Data entries.

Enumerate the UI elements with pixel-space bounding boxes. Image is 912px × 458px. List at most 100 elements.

==

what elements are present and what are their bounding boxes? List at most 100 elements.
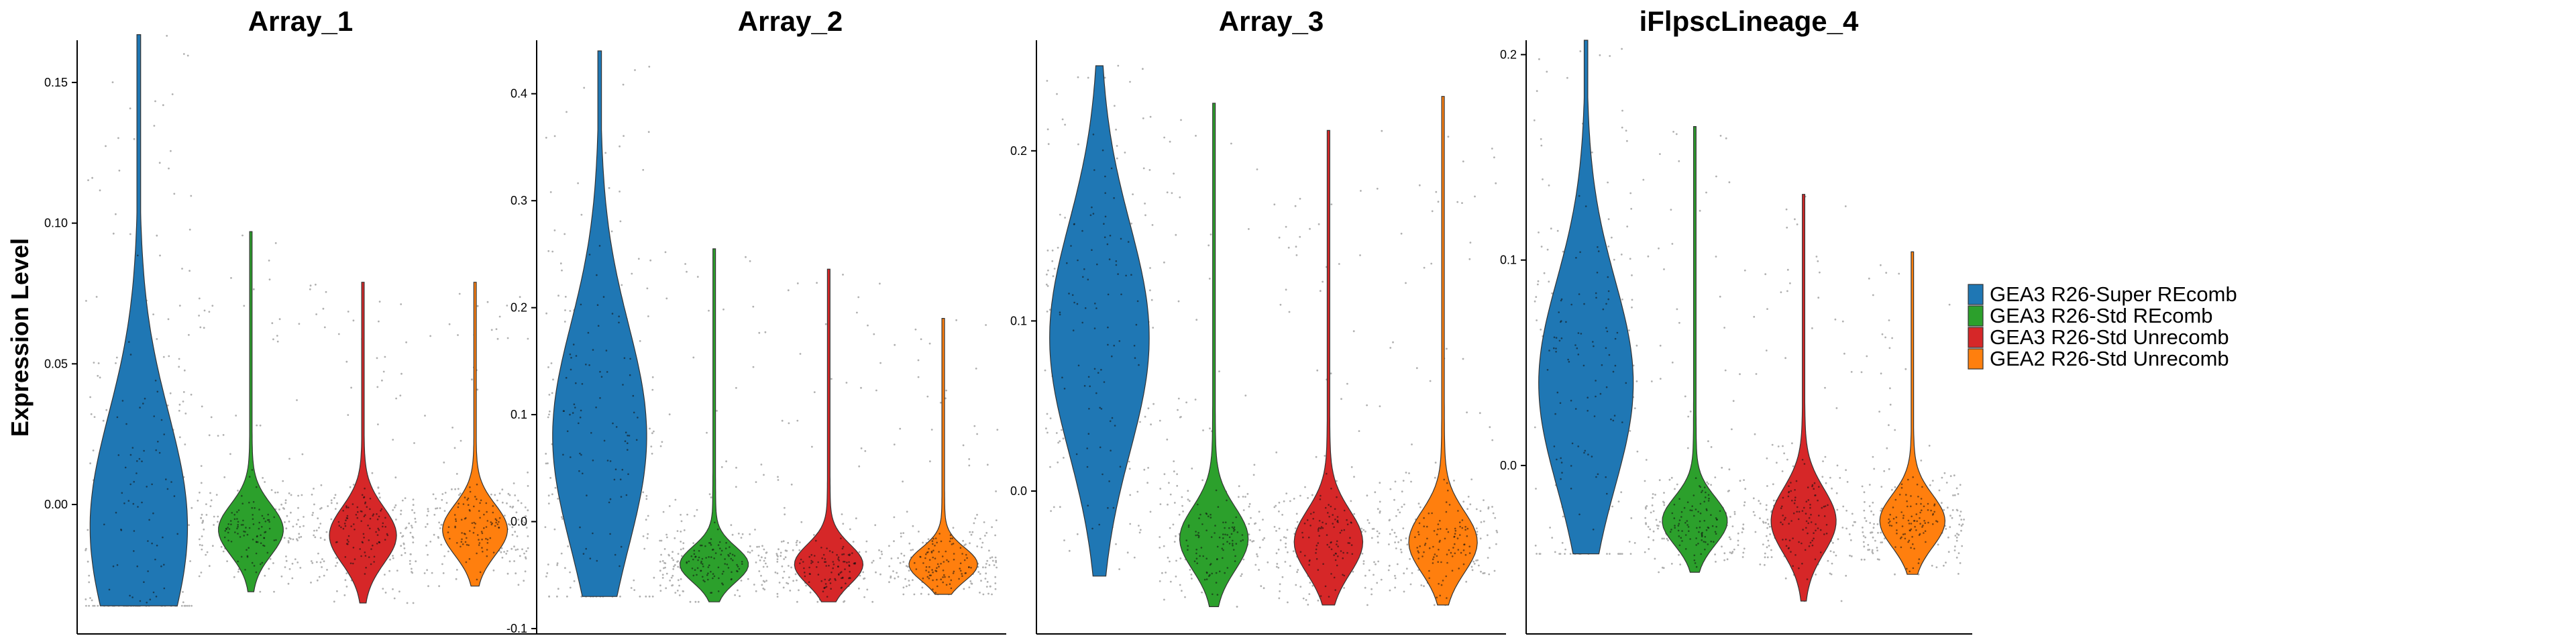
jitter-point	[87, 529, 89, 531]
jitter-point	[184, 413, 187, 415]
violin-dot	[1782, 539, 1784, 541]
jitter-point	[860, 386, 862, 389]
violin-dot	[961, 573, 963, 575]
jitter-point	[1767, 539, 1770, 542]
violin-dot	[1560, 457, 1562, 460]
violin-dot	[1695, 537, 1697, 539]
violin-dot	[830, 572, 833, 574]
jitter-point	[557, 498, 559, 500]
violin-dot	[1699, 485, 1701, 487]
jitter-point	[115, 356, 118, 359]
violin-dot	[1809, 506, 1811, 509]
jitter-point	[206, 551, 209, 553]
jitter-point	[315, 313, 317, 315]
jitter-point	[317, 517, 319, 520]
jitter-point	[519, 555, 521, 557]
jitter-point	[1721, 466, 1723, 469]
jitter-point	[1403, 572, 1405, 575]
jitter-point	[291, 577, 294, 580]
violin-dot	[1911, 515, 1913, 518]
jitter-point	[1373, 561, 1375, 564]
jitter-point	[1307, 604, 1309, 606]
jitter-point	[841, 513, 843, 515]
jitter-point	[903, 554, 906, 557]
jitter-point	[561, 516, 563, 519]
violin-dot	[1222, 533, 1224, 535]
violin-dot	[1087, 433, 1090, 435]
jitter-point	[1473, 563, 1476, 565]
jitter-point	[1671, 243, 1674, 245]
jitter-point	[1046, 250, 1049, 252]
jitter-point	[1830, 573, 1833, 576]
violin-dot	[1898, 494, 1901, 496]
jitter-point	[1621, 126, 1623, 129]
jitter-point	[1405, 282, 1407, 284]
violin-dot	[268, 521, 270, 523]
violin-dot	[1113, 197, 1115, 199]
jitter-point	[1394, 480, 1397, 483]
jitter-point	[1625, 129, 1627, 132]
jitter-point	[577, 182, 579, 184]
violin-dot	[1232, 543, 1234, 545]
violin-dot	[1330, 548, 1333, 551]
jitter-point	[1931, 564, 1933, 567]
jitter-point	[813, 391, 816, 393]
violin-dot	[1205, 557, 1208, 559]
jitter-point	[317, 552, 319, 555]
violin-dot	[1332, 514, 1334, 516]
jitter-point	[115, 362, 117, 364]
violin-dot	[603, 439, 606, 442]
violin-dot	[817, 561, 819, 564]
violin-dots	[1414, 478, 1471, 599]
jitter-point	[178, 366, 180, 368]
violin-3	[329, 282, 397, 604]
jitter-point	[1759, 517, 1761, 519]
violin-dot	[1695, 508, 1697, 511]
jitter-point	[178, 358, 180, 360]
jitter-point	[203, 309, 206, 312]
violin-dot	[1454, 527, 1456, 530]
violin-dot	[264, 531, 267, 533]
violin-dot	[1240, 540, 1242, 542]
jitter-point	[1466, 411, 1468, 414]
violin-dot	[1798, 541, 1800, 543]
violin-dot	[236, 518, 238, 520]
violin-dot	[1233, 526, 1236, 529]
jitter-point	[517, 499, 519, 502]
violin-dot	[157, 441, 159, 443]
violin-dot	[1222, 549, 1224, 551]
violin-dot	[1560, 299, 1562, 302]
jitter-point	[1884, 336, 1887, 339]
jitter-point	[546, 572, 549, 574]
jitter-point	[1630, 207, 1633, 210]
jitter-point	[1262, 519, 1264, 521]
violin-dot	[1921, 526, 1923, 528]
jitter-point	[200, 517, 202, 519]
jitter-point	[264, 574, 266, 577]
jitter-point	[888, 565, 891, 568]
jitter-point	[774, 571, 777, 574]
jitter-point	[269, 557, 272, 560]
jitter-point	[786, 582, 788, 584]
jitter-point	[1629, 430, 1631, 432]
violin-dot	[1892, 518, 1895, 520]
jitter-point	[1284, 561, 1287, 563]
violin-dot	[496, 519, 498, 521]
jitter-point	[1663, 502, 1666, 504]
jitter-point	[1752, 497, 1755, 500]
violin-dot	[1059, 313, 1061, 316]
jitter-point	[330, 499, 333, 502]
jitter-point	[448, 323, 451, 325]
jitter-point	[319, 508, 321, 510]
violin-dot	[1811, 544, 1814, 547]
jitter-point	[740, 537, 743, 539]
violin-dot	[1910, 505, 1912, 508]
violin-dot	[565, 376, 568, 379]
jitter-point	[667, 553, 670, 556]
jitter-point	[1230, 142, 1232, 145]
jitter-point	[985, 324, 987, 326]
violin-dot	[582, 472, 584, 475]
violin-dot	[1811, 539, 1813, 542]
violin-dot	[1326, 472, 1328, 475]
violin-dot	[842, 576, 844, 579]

* * *

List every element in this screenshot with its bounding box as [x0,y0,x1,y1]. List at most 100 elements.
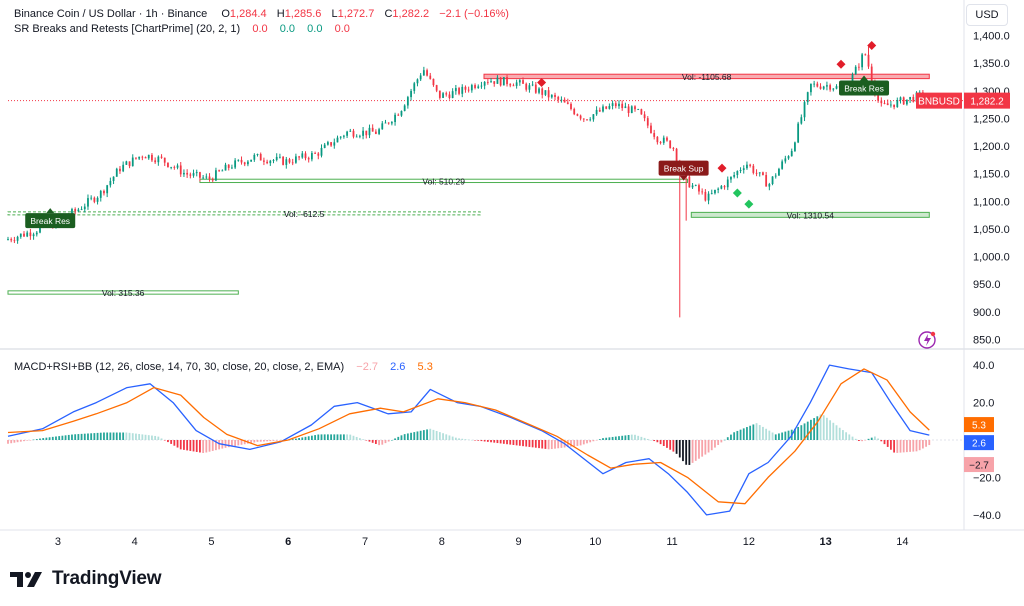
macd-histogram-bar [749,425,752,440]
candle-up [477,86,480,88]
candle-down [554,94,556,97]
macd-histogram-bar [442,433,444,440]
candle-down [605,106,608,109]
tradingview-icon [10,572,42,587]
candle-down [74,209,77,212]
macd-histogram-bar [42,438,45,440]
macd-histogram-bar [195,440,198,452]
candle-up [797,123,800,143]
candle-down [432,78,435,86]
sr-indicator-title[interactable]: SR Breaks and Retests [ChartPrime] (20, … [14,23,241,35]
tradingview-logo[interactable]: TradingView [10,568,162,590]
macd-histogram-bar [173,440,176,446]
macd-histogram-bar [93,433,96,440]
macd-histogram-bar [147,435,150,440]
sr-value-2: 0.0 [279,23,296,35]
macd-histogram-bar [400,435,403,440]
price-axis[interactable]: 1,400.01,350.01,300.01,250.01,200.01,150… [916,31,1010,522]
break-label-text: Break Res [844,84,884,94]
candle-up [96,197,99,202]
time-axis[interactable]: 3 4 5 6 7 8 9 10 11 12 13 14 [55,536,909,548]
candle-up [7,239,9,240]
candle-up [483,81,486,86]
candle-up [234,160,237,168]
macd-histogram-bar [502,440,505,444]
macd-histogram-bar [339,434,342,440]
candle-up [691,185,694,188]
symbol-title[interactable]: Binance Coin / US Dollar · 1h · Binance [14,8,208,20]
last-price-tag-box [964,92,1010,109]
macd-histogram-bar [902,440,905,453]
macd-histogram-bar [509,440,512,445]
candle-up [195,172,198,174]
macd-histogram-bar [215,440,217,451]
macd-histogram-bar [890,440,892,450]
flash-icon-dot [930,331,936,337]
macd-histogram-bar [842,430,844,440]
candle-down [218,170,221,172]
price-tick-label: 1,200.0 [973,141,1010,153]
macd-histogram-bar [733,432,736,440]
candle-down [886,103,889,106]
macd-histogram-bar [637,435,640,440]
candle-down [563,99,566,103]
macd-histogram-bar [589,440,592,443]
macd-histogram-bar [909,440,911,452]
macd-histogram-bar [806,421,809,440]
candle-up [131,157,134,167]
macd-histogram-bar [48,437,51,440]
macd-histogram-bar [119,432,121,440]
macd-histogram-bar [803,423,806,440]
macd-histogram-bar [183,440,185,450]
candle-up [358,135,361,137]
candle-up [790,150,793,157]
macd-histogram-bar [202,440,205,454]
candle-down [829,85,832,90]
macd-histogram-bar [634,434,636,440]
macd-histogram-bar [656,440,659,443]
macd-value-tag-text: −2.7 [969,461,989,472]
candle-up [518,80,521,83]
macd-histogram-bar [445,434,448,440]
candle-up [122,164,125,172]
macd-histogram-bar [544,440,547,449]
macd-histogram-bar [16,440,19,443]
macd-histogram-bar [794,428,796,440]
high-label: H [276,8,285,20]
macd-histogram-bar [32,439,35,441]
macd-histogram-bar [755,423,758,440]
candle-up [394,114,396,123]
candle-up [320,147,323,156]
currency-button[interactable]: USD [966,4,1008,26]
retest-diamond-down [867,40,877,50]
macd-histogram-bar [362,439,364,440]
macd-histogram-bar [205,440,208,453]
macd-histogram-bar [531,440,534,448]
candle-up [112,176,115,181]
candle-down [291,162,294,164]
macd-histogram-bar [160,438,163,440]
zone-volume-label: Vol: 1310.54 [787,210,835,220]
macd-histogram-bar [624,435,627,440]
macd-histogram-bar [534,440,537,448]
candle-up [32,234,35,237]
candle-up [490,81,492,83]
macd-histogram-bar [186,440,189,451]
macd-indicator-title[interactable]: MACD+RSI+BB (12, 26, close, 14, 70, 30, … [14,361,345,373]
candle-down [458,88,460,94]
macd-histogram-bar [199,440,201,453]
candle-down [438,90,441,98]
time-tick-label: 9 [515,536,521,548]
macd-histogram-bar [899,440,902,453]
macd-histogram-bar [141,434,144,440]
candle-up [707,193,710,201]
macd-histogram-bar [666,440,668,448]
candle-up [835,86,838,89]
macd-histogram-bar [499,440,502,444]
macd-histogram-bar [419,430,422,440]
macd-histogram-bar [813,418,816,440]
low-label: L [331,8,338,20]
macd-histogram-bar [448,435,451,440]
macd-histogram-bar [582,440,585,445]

Written exercise.
Could you format the data between the lines holding "List every element" and "macd-histogram-bar [442,433,444,440]", inclusive, as a numbered list, skipping any blank lines and leaving out the pictures?

Answer to this problem.
1. List every element in this screenshot with its bounding box as [x0,y0,x1,y1]. List at most 100 elements.
2. macd-histogram-bar [749,425,752,440]
3. candle-up [477,86,480,88]
4. candle-down [554,94,556,97]
5. macd-histogram-bar [442,433,444,440]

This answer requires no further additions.